#### Dataset:
+===+

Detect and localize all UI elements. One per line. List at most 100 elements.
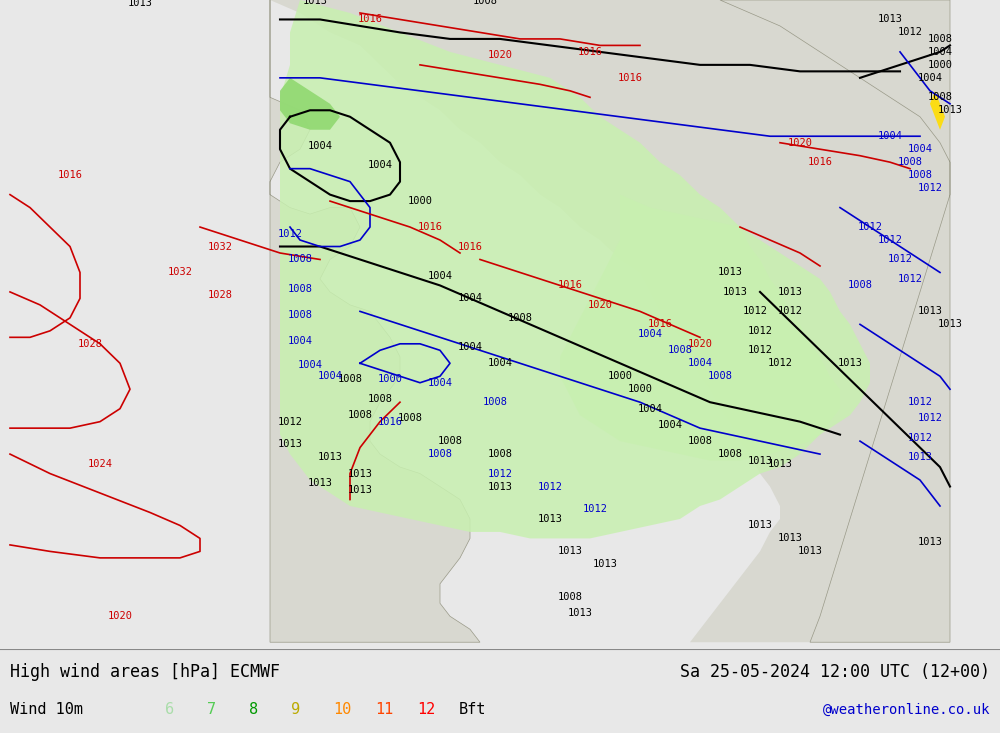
Text: 1000: 1000 [608,371,633,381]
Text: 1012: 1012 [858,222,883,232]
Polygon shape [280,78,340,130]
Text: 8: 8 [249,702,258,717]
Text: 1016: 1016 [558,281,582,290]
Polygon shape [560,194,870,460]
Text: 1008: 1008 [558,592,582,602]
Text: 1008: 1008 [288,284,312,294]
Text: 1008: 1008 [368,394,392,404]
Text: 1012: 1012 [898,27,922,37]
Text: 1004: 1004 [878,131,902,141]
Text: 1013: 1013 [592,559,618,570]
Text: 1012: 1012 [878,235,902,245]
Text: 1016: 1016 [458,241,482,251]
Text: 1012: 1012 [888,254,912,265]
Text: 1004: 1004 [368,161,392,170]
Text: Bft: Bft [459,702,486,717]
Text: 1016: 1016 [618,73,642,83]
Text: 1008: 1008 [708,371,732,381]
Text: 1020: 1020 [488,50,512,60]
Text: 1004: 1004 [688,358,712,368]
Text: 1013: 1013 [538,514,562,524]
Text: 1013: 1013 [318,452,342,463]
Text: 10: 10 [333,702,351,717]
Text: 1012: 1012 [278,229,302,238]
Text: 1012: 1012 [748,345,772,356]
Text: 1013: 1013 [722,287,748,297]
Polygon shape [930,91,945,130]
Text: 1016: 1016 [58,170,82,180]
Text: 1013: 1013 [748,520,772,531]
Text: 1012: 1012 [582,504,608,515]
Text: 1013: 1013 [302,0,328,6]
Text: 1004: 1004 [458,342,482,352]
Text: 1013: 1013 [778,534,802,543]
Text: Wind 10m: Wind 10m [10,702,83,717]
Text: 1012: 1012 [918,413,942,424]
Text: 1013: 1013 [778,287,802,297]
Text: 1012: 1012 [748,326,772,336]
Text: 1013: 1013 [568,608,592,618]
Polygon shape [720,0,950,642]
Text: 1008: 1008 [348,410,372,420]
Text: 1012: 1012 [488,468,512,479]
Text: 1020: 1020 [108,611,132,622]
Text: @weatheronline.co.uk: @weatheronline.co.uk [822,702,990,716]
Text: 1008: 1008 [438,436,462,446]
Text: 1016: 1016 [358,15,382,24]
Text: 1008: 1008 [898,157,922,167]
Text: 1008: 1008 [428,449,452,459]
Text: 1008: 1008 [338,375,362,385]
Text: 1013: 1013 [938,106,962,115]
Text: 1004: 1004 [918,73,942,83]
Text: 1008: 1008 [928,92,952,103]
Text: 1008: 1008 [482,397,508,408]
Text: 1013: 1013 [718,268,742,278]
Text: 1012: 1012 [538,482,562,492]
Text: 1004: 1004 [908,144,932,154]
Text: 1004: 1004 [638,329,662,339]
Text: 1028: 1028 [208,290,232,300]
Text: 1008: 1008 [508,313,532,323]
Text: 1004: 1004 [488,358,512,368]
Text: 1032: 1032 [168,268,192,278]
Text: 1013: 1013 [768,459,792,469]
Text: 1008: 1008 [473,0,498,6]
Text: 1012: 1012 [898,274,922,284]
Text: 1004: 1004 [428,377,452,388]
Text: 6: 6 [165,702,174,717]
Text: 1016: 1016 [808,157,832,167]
Text: 1008: 1008 [488,449,512,459]
Text: 1008: 1008 [908,170,932,180]
Text: 1008: 1008 [288,309,312,320]
Text: 1024: 1024 [88,459,112,469]
Text: Sa 25-05-2024 12:00 UTC (12+00): Sa 25-05-2024 12:00 UTC (12+00) [680,663,990,681]
Text: 11: 11 [375,702,393,717]
Text: 1013: 1013 [278,439,302,449]
Text: 1012: 1012 [908,433,932,443]
Text: 1013: 1013 [918,537,942,547]
Text: 1020: 1020 [688,339,712,349]
Text: 1012: 1012 [742,306,768,317]
Text: 1013: 1013 [838,358,862,368]
Text: 1016: 1016 [648,320,672,329]
Text: 1020: 1020 [588,300,612,310]
Text: 1016: 1016 [418,222,442,232]
Text: 1012: 1012 [908,397,932,408]
Text: 1013: 1013 [878,15,902,24]
Polygon shape [270,0,480,642]
Text: 1000: 1000 [628,384,652,394]
Polygon shape [270,0,950,642]
Text: 1012: 1012 [918,183,942,193]
Text: 1013: 1013 [128,0,152,8]
Text: 1020: 1020 [788,138,812,148]
Text: 1028: 1028 [78,339,103,349]
Text: 1000: 1000 [378,375,402,385]
Text: 1008: 1008 [398,413,422,424]
Text: 1013: 1013 [488,482,512,492]
Text: 1004: 1004 [288,336,312,345]
Text: 1004: 1004 [298,360,322,370]
Text: 1004: 1004 [458,293,482,303]
Text: 1013: 1013 [748,456,772,465]
Text: 1004: 1004 [658,420,682,430]
Text: 1008: 1008 [288,254,312,265]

+===+

#### Task to complete:
Write out every item above exactly, line for line, but leave out the pictures.

#### Output for this exercise:
Detect and localize all UI elements. One per line. List at most 100 elements.
Text: 1000: 1000 [608,371,633,381]
Text: 1012: 1012 [858,222,883,232]
Polygon shape [280,78,340,130]
Text: 8: 8 [249,702,258,717]
Text: 1016: 1016 [558,281,582,290]
Polygon shape [560,194,870,460]
Text: 1008: 1008 [558,592,582,602]
Text: 1008: 1008 [288,284,312,294]
Text: 1008: 1008 [368,394,392,404]
Text: 1012: 1012 [898,27,922,37]
Text: 1004: 1004 [878,131,902,141]
Text: 1013: 1013 [592,559,618,570]
Text: 1012: 1012 [878,235,902,245]
Text: 1016: 1016 [458,241,482,251]
Text: 1012: 1012 [888,254,912,265]
Text: 1004: 1004 [368,161,392,170]
Text: Bft: Bft [459,702,486,717]
Text: 1016: 1016 [618,73,642,83]
Text: 1008: 1008 [708,371,732,381]
Text: 1020: 1020 [488,50,512,60]
Text: 1004: 1004 [688,358,712,368]
Text: 1013: 1013 [538,514,562,524]
Text: 1013: 1013 [318,452,342,463]
Text: 10: 10 [333,702,351,717]
Text: 1012: 1012 [278,229,302,238]
Text: 1012: 1012 [748,345,772,356]
Text: 1013: 1013 [722,287,748,297]
Polygon shape [930,91,945,130]
Text: 1016: 1016 [58,170,82,180]
Text: 1013: 1013 [748,520,772,531]
Text: 1012: 1012 [582,504,608,515]
Text: 1013: 1013 [302,0,328,6]
Text: 1004: 1004 [458,342,482,352]
Text: 1013: 1013 [778,534,802,543]
Text: Wind 10m: Wind 10m [10,702,83,717]
Text: 1012: 1012 [918,413,942,424]
Text: 1013: 1013 [778,287,802,297]
Text: 1012: 1012 [748,326,772,336]
Text: 1013: 1013 [568,608,592,618]
Polygon shape [720,0,950,642]
Text: 1008: 1008 [348,410,372,420]
Text: 1012: 1012 [488,468,512,479]
Text: 1020: 1020 [108,611,132,622]
Text: @weatheronline.co.uk: @weatheronline.co.uk [822,702,990,716]
Text: 1008: 1008 [438,436,462,446]
Text: 1016: 1016 [358,15,382,24]
Text: 1008: 1008 [898,157,922,167]
Text: 1008: 1008 [428,449,452,459]
Text: 1008: 1008 [338,375,362,385]
Text: 1013: 1013 [938,106,962,115]
Text: 1004: 1004 [918,73,942,83]
Text: 1008: 1008 [928,92,952,103]
Text: 1008: 1008 [482,397,508,408]
Text: 1013: 1013 [718,268,742,278]
Text: 1012: 1012 [538,482,562,492]
Text: 1004: 1004 [908,144,932,154]
Text: 1004: 1004 [638,329,662,339]
Text: 1028: 1028 [208,290,232,300]
Text: 1008: 1008 [508,313,532,323]
Text: 1004: 1004 [488,358,512,368]
Text: 1032: 1032 [168,268,192,278]
Text: 1013: 1013 [768,459,792,469]
Text: 1008: 1008 [473,0,498,6]
Text: 1012: 1012 [898,274,922,284]
Text: 1004: 1004 [428,377,452,388]
Text: 6: 6 [165,702,174,717]
Text: 1016: 1016 [808,157,832,167]
Text: 1008: 1008 [488,449,512,459]
Text: 1008: 1008 [908,170,932,180]
Text: 1008: 1008 [288,309,312,320]
Text: 1024: 1024 [88,459,112,469]
Text: Sa 25-05-2024 12:00 UTC (12+00): Sa 25-05-2024 12:00 UTC (12+00) [680,663,990,681]
Text: 11: 11 [375,702,393,717]
Text: 1013: 1013 [278,439,302,449]
Text: 1012: 1012 [908,433,932,443]
Text: 1013: 1013 [918,537,942,547]
Text: 1020: 1020 [688,339,712,349]
Text: 1012: 1012 [742,306,768,317]
Text: 1013: 1013 [838,358,862,368]
Text: 1016: 1016 [648,320,672,329]
Text: 1020: 1020 [588,300,612,310]
Text: 1016: 1016 [418,222,442,232]
Text: 1012: 1012 [908,397,932,408]
Text: 1013: 1013 [878,15,902,24]
Polygon shape [270,0,480,642]
Text: 1000: 1000 [628,384,652,394]
Polygon shape [270,0,950,642]
Text: 1012: 1012 [918,183,942,193]
Text: 1013: 1013 [128,0,152,8]
Text: 1020: 1020 [788,138,812,148]
Text: 1028: 1028 [78,339,103,349]
Text: 1000: 1000 [378,375,402,385]
Text: 1008: 1008 [398,413,422,424]
Text: 1013: 1013 [488,482,512,492]
Text: 1004: 1004 [288,336,312,345]
Text: 1004: 1004 [298,360,322,370]
Text: 1004: 1004 [458,293,482,303]
Text: 1013: 1013 [748,456,772,465]
Text: 1004: 1004 [658,420,682,430]
Text: 1008: 1008 [288,254,312,265]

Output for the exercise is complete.